**AIM:**
Copy every line in the records below word for word.

>>>>>

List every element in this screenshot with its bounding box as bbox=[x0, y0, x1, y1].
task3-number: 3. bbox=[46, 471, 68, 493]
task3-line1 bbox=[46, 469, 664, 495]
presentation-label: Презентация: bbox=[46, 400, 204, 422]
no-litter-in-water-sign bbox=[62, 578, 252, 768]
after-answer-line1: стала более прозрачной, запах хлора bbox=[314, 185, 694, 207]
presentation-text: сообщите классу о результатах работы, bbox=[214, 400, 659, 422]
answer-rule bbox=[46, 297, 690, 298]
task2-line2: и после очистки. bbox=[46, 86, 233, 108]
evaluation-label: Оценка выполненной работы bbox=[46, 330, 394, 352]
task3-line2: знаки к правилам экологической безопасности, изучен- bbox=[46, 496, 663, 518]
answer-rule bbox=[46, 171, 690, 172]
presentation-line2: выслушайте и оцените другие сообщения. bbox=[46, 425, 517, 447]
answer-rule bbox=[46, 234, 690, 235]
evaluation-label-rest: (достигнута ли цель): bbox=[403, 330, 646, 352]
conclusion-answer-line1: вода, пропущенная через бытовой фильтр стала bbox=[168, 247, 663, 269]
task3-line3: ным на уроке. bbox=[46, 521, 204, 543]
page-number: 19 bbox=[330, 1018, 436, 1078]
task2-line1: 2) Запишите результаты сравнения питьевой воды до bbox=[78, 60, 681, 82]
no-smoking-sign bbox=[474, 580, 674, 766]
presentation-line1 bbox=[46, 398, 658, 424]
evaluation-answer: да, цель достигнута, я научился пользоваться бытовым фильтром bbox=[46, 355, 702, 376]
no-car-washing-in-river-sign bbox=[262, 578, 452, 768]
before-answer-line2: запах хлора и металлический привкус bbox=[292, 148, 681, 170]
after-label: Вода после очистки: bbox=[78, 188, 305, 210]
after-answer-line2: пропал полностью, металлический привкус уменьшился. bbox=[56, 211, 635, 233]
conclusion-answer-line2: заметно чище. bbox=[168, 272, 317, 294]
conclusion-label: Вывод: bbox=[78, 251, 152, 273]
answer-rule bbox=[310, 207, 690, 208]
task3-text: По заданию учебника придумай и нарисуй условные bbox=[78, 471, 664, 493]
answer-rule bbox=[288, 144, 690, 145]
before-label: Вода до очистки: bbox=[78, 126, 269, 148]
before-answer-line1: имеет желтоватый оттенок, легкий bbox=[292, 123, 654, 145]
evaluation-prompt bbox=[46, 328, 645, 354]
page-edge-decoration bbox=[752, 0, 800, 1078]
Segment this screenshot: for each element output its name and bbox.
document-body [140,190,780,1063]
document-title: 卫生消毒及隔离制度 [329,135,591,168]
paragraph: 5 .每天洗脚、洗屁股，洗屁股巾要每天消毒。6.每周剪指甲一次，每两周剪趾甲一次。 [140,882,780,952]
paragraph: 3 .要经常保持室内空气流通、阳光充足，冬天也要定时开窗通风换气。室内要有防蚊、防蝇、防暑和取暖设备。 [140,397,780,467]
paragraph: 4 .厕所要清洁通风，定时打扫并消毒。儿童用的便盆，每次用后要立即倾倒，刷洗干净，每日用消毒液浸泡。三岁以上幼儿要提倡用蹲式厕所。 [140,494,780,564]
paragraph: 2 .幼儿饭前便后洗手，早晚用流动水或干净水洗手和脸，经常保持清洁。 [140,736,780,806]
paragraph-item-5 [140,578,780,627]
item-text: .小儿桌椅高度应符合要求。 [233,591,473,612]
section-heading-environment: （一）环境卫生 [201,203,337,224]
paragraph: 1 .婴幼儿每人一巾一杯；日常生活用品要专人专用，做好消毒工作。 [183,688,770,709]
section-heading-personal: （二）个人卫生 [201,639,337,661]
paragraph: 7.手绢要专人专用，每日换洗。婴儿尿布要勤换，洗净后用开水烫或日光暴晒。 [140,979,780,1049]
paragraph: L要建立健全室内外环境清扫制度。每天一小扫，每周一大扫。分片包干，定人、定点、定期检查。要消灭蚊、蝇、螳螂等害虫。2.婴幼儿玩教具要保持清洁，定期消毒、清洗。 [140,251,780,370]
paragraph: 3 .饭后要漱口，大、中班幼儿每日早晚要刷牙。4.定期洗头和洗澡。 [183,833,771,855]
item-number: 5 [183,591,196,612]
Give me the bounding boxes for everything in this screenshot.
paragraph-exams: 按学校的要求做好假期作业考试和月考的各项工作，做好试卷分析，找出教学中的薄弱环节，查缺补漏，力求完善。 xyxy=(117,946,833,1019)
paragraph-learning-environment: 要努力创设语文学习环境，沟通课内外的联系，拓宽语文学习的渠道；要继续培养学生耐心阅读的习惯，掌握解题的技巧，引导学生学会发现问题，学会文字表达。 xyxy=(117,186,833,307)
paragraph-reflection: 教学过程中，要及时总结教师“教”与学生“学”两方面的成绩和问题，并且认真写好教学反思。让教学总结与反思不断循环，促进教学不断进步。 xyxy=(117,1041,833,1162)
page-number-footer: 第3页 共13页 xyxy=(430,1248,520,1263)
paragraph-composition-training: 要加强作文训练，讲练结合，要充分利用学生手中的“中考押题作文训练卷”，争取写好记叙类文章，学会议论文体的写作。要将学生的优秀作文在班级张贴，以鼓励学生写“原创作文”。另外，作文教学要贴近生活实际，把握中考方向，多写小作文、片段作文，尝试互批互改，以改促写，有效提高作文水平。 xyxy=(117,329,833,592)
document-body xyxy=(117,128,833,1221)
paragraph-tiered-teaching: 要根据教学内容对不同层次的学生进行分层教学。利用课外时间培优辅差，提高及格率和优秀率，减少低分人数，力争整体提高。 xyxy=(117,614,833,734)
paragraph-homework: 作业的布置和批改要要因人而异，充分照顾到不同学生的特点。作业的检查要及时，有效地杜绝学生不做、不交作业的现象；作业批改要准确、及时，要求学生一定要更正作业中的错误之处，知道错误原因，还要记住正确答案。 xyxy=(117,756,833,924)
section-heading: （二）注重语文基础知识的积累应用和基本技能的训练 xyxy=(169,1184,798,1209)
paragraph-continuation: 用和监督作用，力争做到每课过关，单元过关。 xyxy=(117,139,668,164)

<<<<<

**OUTPUT:**
List every element in this screenshot with its bounding box as bbox=[x0, y0, x1, y1].
task3-number: 3. bbox=[46, 471, 68, 493]
task3-line1 bbox=[46, 469, 664, 495]
presentation-label: Презентация: bbox=[46, 400, 204, 422]
no-litter-in-water-sign bbox=[62, 578, 252, 768]
after-answer-line1: стала более прозрачной, запах хлора bbox=[314, 185, 694, 207]
presentation-text: сообщите классу о результатах работы, bbox=[214, 400, 659, 422]
answer-rule bbox=[46, 297, 690, 298]
task2-line2: и после очистки. bbox=[46, 86, 233, 108]
evaluation-label: Оценка выполненной работы bbox=[46, 330, 394, 352]
task3-line2: знаки к правилам экологической безопасности, изучен- bbox=[46, 496, 663, 518]
answer-rule bbox=[46, 171, 690, 172]
presentation-line2: выслушайте и оцените другие сообщения. bbox=[46, 425, 517, 447]
answer-rule bbox=[46, 234, 690, 235]
evaluation-label-rest: (достигнута ли цель): bbox=[403, 330, 646, 352]
conclusion-answer-line1: вода, пропущенная через бытовой фильтр стала bbox=[168, 247, 663, 269]
task3-line3: ным на уроке. bbox=[46, 521, 204, 543]
page-number: 19 bbox=[330, 1018, 436, 1078]
task2-line1: 2) Запишите результаты сравнения питьевой воды до bbox=[78, 60, 681, 82]
no-smoking-sign bbox=[474, 580, 674, 766]
presentation-line1 bbox=[46, 398, 658, 424]
evaluation-answer: да, цель достигнута, я научился пользоваться бытовым фильтром bbox=[46, 355, 702, 376]
no-car-washing-in-river-sign bbox=[262, 578, 452, 768]
before-answer-line2: запах хлора и металлический привкус bbox=[292, 148, 681, 170]
after-label: Вода после очистки: bbox=[78, 188, 305, 210]
after-answer-line2: пропал полностью, металлический привкус уменьшился. bbox=[56, 211, 635, 233]
conclusion-answer-line2: заметно чище. bbox=[168, 272, 317, 294]
conclusion-label: Вывод: bbox=[78, 251, 152, 273]
answer-rule bbox=[310, 207, 690, 208]
task3-text: По заданию учебника придумай и нарисуй условные bbox=[78, 471, 664, 493]
answer-rule bbox=[288, 144, 690, 145]
before-label: Вода до очистки: bbox=[78, 126, 269, 148]
before-answer-line1: имеет желтоватый оттенок, легкий bbox=[292, 123, 654, 145]
evaluation-prompt bbox=[46, 328, 645, 354]
page-edge-decoration bbox=[752, 0, 800, 1078]
Segment this screenshot: for each element output its name and bbox.
document-body [140,190,780,1063]
document-title: 卫生消毒及隔离制度 [329,135,591,168]
paragraph: 5 .每天洗脚、洗屁股，洗屁股巾要每天消毒。6.每周剪指甲一次，每两周剪趾甲一次。 [140,882,780,952]
paragraph: 3 .要经常保持室内空气流通、阳光充足，冬天也要定时开窗通风换气。室内要有防蚊、防蝇、防暑和取暖设备。 [140,397,780,467]
paragraph: 4 .厕所要清洁通风，定时打扫并消毒。儿童用的便盆，每次用后要立即倾倒，刷洗干净，每日用消毒液浸泡。三岁以上幼儿要提倡用蹲式厕所。 [140,494,780,564]
paragraph: 2 .幼儿饭前便后洗手，早晚用流动水或干净水洗手和脸，经常保持清洁。 [140,736,780,806]
paragraph-item-5 [140,578,780,627]
item-text: .小儿桌椅高度应符合要求。 [233,591,473,612]
section-heading-environment: （一）环境卫生 [201,203,337,224]
paragraph: 1 .婴幼儿每人一巾一杯；日常生活用品要专人专用，做好消毒工作。 [183,688,770,709]
section-heading-personal: （二）个人卫生 [201,639,337,661]
paragraph: 7.手绢要专人专用，每日换洗。婴儿尿布要勤换，洗净后用开水烫或日光暴晒。 [140,979,780,1049]
paragraph: L要建立健全室内外环境清扫制度。每天一小扫，每周一大扫。分片包干，定人、定点、定期检查。要消灭蚊、蝇、螳螂等害虫。2.婴幼儿玩教具要保持清洁，定期消毒、清洗。 [140,251,780,370]
paragraph: 3 .饭后要漱口，大、中班幼儿每日早晚要刷牙。4.定期洗头和洗澡。 [183,833,771,855]
item-number: 5 [183,591,196,612]
Give me the bounding boxes for everything in this screenshot.
paragraph-exams: 按学校的要求做好假期作业考试和月考的各项工作，做好试卷分析，找出教学中的薄弱环节，查缺补漏，力求完善。 xyxy=(117,946,833,1019)
paragraph-learning-environment: 要努力创设语文学习环境，沟通课内外的联系，拓宽语文学习的渠道；要继续培养学生耐心阅读的习惯，掌握解题的技巧，引导学生学会发现问题，学会文字表达。 xyxy=(117,186,833,307)
paragraph-reflection: 教学过程中，要及时总结教师“教”与学生“学”两方面的成绩和问题，并且认真写好教学反思。让教学总结与反思不断循环，促进教学不断进步。 xyxy=(117,1041,833,1162)
page-number-footer: 第3页 共13页 xyxy=(430,1248,520,1263)
paragraph-composition-training: 要加强作文训练，讲练结合，要充分利用学生手中的“中考押题作文训练卷”，争取写好记叙类文章，学会议论文体的写作。要将学生的优秀作文在班级张贴，以鼓励学生写“原创作文”。另外，作文教学要贴近生活实际，把握中考方向，多写小作文、片段作文，尝试互批互改，以改促写，有效提高作文水平。 xyxy=(117,329,833,592)
document-body xyxy=(117,128,833,1221)
paragraph-tiered-teaching: 要根据教学内容对不同层次的学生进行分层教学。利用课外时间培优辅差，提高及格率和优秀率，减少低分人数，力争整体提高。 xyxy=(117,614,833,734)
paragraph-homework: 作业的布置和批改要要因人而异，充分照顾到不同学生的特点。作业的检查要及时，有效地杜绝学生不做、不交作业的现象；作业批改要准确、及时，要求学生一定要更正作业中的错误之处，知道错误原因，还要记住正确答案。 xyxy=(117,756,833,924)
section-heading: （二）注重语文基础知识的积累应用和基本技能的训练 xyxy=(169,1184,798,1209)
paragraph-continuation: 用和监督作用，力争做到每课过关，单元过关。 xyxy=(117,139,668,164)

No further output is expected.